> [Tasks for this exercise]
[1] According to the cell phone and driving passage, how many completed questionnaires with a signed letter of consent came back?
[2] Using the cell phone and driving passage, please explain why the study asks whether using a phone while driving is linked to crashes.
[3] Write the next part of the cell phone and driving passage, picking up after its final sentence.

In light of the rapidly increasing development of the cell phone market, the use of such equipment while driving raises the question of whether it is associated with an increased accident risk; and if so, what is its magnitude. This research is an epidemiological study on two large cohorts, namely users and non-users of cell phones, with the objective of verifying whether an association exists between cell phone use and road crashes, separating those with injuries.

The Société de l’Assurance Automobile du Québec (SAAQ) mailed a questionnaire and letter of consent to 175 000 licence holders for passenger vehicles. The questionnaire asked about exposure to risk, driving habits, opinions about activities likely to be detrimental to driving and accidents within the last 24 months. For cell phone users, questions pertaining to the use of the telephone were added. We received 36 078 completed questionnaires, with a signed letter of consent. Four wireless phone companies provided the files on cell phone activity, and the SAAQ the files for 4 years of drivers’ records and police reports. The three data sources were merged using an anonymized identification number. The statistical methods include logistic-normal regression models to estimate the strength of the links between the explanatory variables and crashes.

(Element and coordinate records)
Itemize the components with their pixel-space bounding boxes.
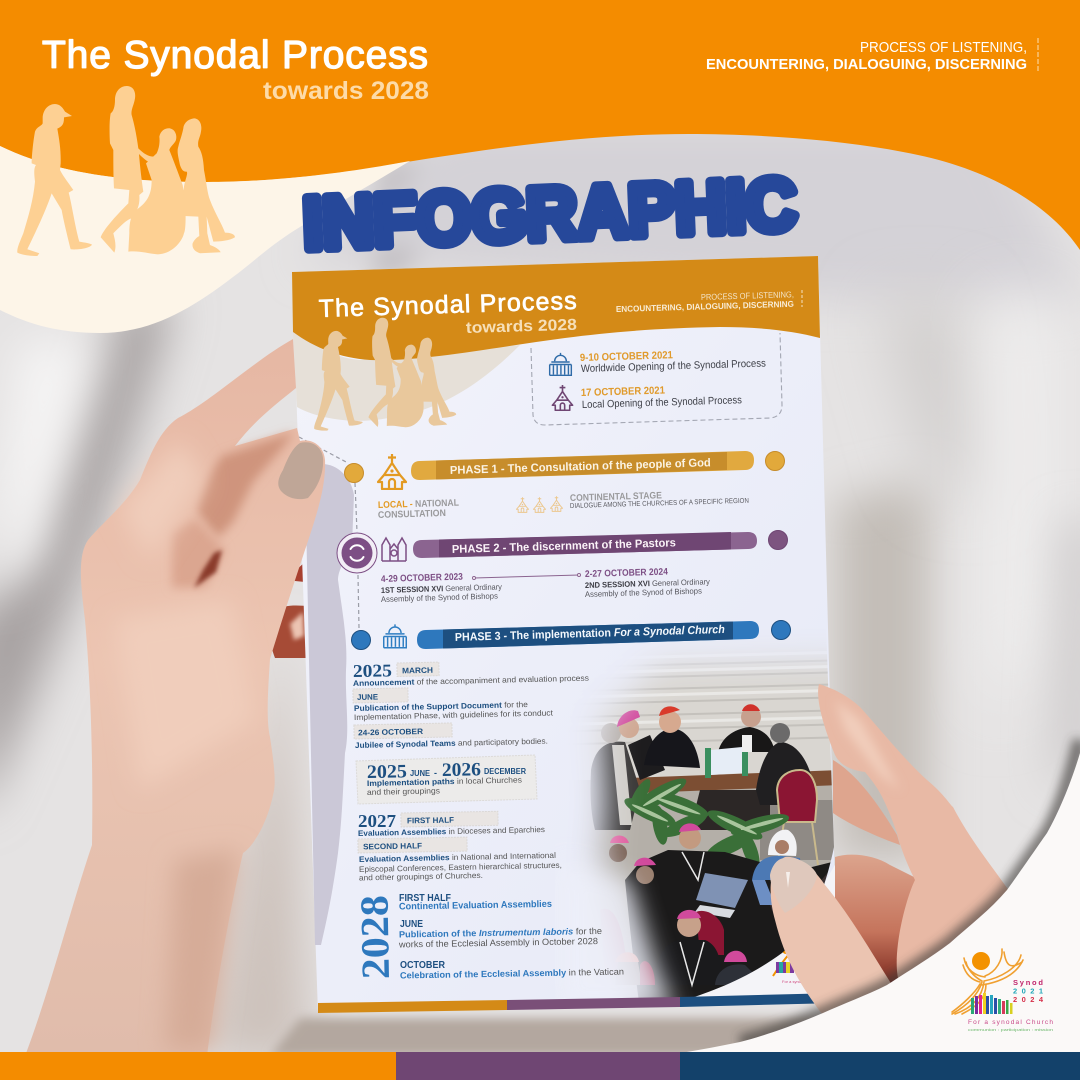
2025-2026 highlighted box: DECEMBER [484,767,526,776]
2027 schedule: Evaluation Assemblies in Dioceses and Eparchies [358,825,545,838]
phase 3 markers [352,630,370,650]
timeline connector [299,437,359,628]
2028 schedule: Continental Evaluation Assemblies [399,899,552,912]
continental stage: CONTINENTAL STAGE [570,490,662,504]
synod logo: 2024 [1013,995,1044,1004]
local consultation: LOCAL - NATIONAL [378,498,459,511]
2025 schedule: Publication of the Support Document for the [354,700,529,713]
poster header text [318,287,802,337]
session one: 4-29 OCTOBER 2023 [381,572,463,585]
ring finger [835,855,920,995]
tagline [706,38,1038,73]
synod logo: communion : participation : mission [968,1028,1053,1032]
bishop with pectoral chain [679,830,701,849]
lower-right white corner with curve shadow [660,740,1080,1056]
tag: second half: SECOND HALF [363,841,422,851]
2027 schedule: Evaluation Assemblies in National and International [359,851,556,864]
2025 schedule: Announcement of the accompaniment and evaluation process [353,674,589,688]
2025 schedule: 2025 [353,660,392,681]
2028 schedule: JUNE [400,919,423,930]
phase 1 [344,451,784,521]
poster left shadow [305,464,354,945]
2028 schedule: FIRST HALF [399,893,451,904]
man seen from behind [756,742,815,805]
index finger and palm [818,684,1012,985]
thumb nail [278,442,323,499]
2027 schedule: and other groupings of Churches. [359,871,483,882]
phase 3 [352,620,790,650]
thumb [771,857,892,1018]
opening dates box [531,333,782,425]
tagline: PROCESS OF LISTENING, [860,39,1027,56]
phase 1 markers [344,464,364,482]
poster footer strips [318,993,838,1013]
footer strip: purple [507,997,680,1010]
red chair [777,770,817,822]
tag: june [353,688,408,703]
session two: 2-27 OCTOBER 2024 [585,567,669,580]
front group dark mass [625,850,830,998]
opening dates box: 9-10 OCTOBER 2021 [580,349,673,364]
tag: first half [401,811,498,827]
2025 schedule: Implementation Phase, with guidelines for its conduct [354,708,554,722]
title: The Synodal Process [42,34,428,77]
tag: second half [358,837,467,853]
phase 3 bar [417,621,759,649]
subtitle: towards 2028 [263,77,429,105]
phase 1 bar [411,451,754,480]
photo fog at lower left [584,858,687,998]
phase 2 heading: PHASE 2 - The discernment of the Pastors [452,537,676,556]
cream wave [0,146,410,333]
middle finger [833,760,900,845]
poster tagline: PROCESS OF LISTENING, [701,289,794,302]
synod logo: 2021 [1013,986,1043,996]
tag: 24-26 october: 24-26 OCTOBER [358,727,423,737]
table [630,770,840,793]
phase 2: 2ND SESSION XVI General Ordinary [585,577,710,590]
phase 3 heading: PHASE 3 - The implementation For a Synodal Church [455,624,725,644]
tag: first half: FIRST HALF [407,816,454,825]
2025-2026 highlighted box: JUNE [410,769,431,778]
poster title: The Synodal Process [318,287,577,323]
poster walkers silhouette [311,316,457,431]
left hand holding poster [25,339,325,1056]
phase 2 [337,530,788,604]
opening dates box: 17 OCTOBER 2021 [581,385,665,399]
vertical year 2028: 2028 [352,895,398,980]
2025-2026 highlighted box: - [434,768,437,778]
nun [768,830,797,856]
cycle marker [337,533,377,573]
2025-2026 highlighted box: Implementation paths in local Churches [367,775,522,788]
fingers behind poster [269,562,310,658]
poster sheet: For a synodal [782,979,806,984]
logo wordmark: Synod [1013,978,1043,987]
thumb nail [770,858,817,913]
footer strip: navy [680,993,838,1007]
tag: march [397,662,439,676]
poster header wave [293,332,520,421]
2027 schedule: Episcopal Conferences, Eastern hierarchical structures, [359,861,562,874]
tag: march: MARCH [402,666,433,675]
icon: church purple [552,385,573,410]
icons: three small churches [516,497,529,512]
icon: twin tower cathedral [382,538,406,561]
people back row [590,742,640,830]
icon: church orange [378,454,406,489]
phase 1: CONSULTATION [378,508,446,521]
palm crease [172,518,225,588]
photo: synod participants at tables [582,648,834,998]
laptop and bottles [711,747,742,775]
poster subtitle: towards 2028 [466,317,577,337]
2025 schedule [353,660,589,750]
2025-2026 highlighted box: 2026 [442,759,481,781]
plant left [624,778,708,845]
laptops [696,873,748,908]
2027 schedule: 2027 [358,811,396,831]
opening dates box: Local Opening of the Synodal Process [582,394,742,411]
poster bottom white curve area with mini logo [679,860,838,1006]
tag: june: JUNE [357,692,379,702]
2027 schedule [358,811,562,882]
2025-2026 highlighted box: 2025 [367,761,407,783]
silhouette: people walking with wheelchair [17,86,235,256]
bottom colour bar [0,1052,1080,1080]
phase 1 heading: PHASE 1 - The Consultation of the people of God [450,457,711,477]
session timeline arrow [474,575,579,578]
phase 2: 1ST SESSION XVI General Ordinary [381,582,502,595]
opening dates box: Worldwide Opening of the Synodal Process [581,358,766,375]
2028 schedule: Publication of the Instrumentum laboris for the [399,926,602,939]
right hand holding poster [770,684,1012,1018]
poster sheet [292,256,838,1013]
plant right [708,810,790,862]
icon: basilica blue [550,353,571,375]
phase 1: DIALOGUE AMONG THE CHURCHES OF A SPECIFIC REGION [570,498,749,510]
pink-capped heads [634,858,656,866]
logo figure [952,949,1023,1014]
logo sun [972,952,990,970]
phase 2: Assembly of the Synod of Bishops [585,587,702,599]
phase 2 marker right [768,530,788,550]
2028 schedule: OCTOBER [400,960,446,971]
2025 schedule: Jubilee of Synodal Teams and participatory bodies. [355,737,548,750]
2028 schedule: works of the Ecclesial Assembly in October 2028 [398,936,598,950]
footer strip: orange [318,1000,507,1013]
poster header text: ENCOUNTERING, DIALOGUING, DISCERNING [616,299,794,314]
phase 2 bar [413,532,757,558]
2028 schedule: Celebration of the Ecclesial Assembly in the Vatican [400,967,624,980]
infographic headline: INFOGRAPHIC [301,162,798,265]
2025-2026 highlighted box [356,755,537,804]
icon: basilica [384,624,406,648]
phase 2: Assembly of the Synod of Bishops [381,592,498,604]
logo people [971,993,1012,1014]
2028 schedule [352,893,624,980]
synod logo: For a synodal Church [968,1019,1053,1026]
tagline: ENCOUNTERING, DIALOGUING, DISCERNING [706,56,1027,73]
top orange header shape [0,0,1080,250]
middle finger shading [197,432,294,538]
synod logo [952,949,1053,1032]
tag: 24-26 october [354,723,452,739]
2025-2026 highlighted box: and their groupings [367,786,440,797]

> [Answers provided]
[1] 36 078.

[2] The cell phone market has been growing rapidly, so using a phone while driving raises the question of whether it increases accident risk and, if so, by how much. The study compares large groups of users and non-users to check whether such an association exists.

[3]
The relative risk of all accidents and of accidents with injuries is higher for users of cell phones than for non-users. The relative risks (RR) for injury collisions and also for all collisions is 38% higher for men and women cell phone users. These risks diminish to 1.1 for men and 1.2 for women if other variables, such as the kilometres driven and driving habits are incorporated into the models. Similar results hold for several sub-groups. The most significant finding is a dose-response relationship between the frequency of cell phone use, and crash risks. The adjusted relative risks for heavy users are at least two compared to those making minimal use of cell phones; the latter show similar collision rates as do the non-users.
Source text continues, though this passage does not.